(Source records)

* * *

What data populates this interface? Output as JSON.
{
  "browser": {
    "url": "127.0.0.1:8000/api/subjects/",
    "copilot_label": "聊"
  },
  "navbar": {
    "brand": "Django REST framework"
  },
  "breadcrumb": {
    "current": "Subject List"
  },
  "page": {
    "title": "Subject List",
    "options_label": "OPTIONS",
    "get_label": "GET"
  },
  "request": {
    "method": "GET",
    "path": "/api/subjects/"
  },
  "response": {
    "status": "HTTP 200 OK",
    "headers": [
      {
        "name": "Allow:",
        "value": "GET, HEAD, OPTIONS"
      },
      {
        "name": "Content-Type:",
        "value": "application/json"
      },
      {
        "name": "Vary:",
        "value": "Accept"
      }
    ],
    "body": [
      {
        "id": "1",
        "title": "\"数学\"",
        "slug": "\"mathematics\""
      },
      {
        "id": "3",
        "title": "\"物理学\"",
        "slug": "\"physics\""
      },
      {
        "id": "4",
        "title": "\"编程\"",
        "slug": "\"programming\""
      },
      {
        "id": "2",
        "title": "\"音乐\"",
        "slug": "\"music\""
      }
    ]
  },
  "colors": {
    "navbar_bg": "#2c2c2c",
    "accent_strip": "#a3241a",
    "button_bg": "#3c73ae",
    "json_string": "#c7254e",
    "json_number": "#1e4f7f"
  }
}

* * *

GOAL OF THE EXERCISE: Restate each entry exactly, skipping none.

THE RESULT:
What data populates this interface? Output as JSON.
{
  "browser": {
    "url": "127.0.0.1:8000/api/subjects/",
    "copilot_label": "聊"
  },
  "navbar": {
    "brand": "Django REST framework"
  },
  "breadcrumb": {
    "current": "Subject List"
  },
  "page": {
    "title": "Subject List",
    "options_label": "OPTIONS",
    "get_label": "GET"
  },
  "request": {
    "method": "GET",
    "path": "/api/subjects/"
  },
  "response": {
    "status": "HTTP 200 OK",
    "headers": [
      {
        "name": "Allow:",
        "value": "GET, HEAD, OPTIONS"
      },
      {
        "name": "Content-Type:",
        "value": "application/json"
      },
      {
        "name": "Vary:",
        "value": "Accept"
      }
    ],
    "body": [
      {
        "id": "1",
        "title": "\"数学\"",
        "slug": "\"mathematics\""
      },
      {
        "id": "3",
        "title": "\"物理学\"",
        "slug": "\"physics\""
      },
      {
        "id": "4",
        "title": "\"编程\"",
        "slug": "\"programming\""
      },
      {
        "id": "2",
        "title": "\"音乐\"",
        "slug": "\"music\""
      }
    ]
  },
  "colors": {
    "navbar_bg": "#2c2c2c",
    "accent_strip": "#a3241a",
    "button_bg": "#3c73ae",
    "json_string": "#c7254e",
    "json_number": "#1e4f7f"
  }
}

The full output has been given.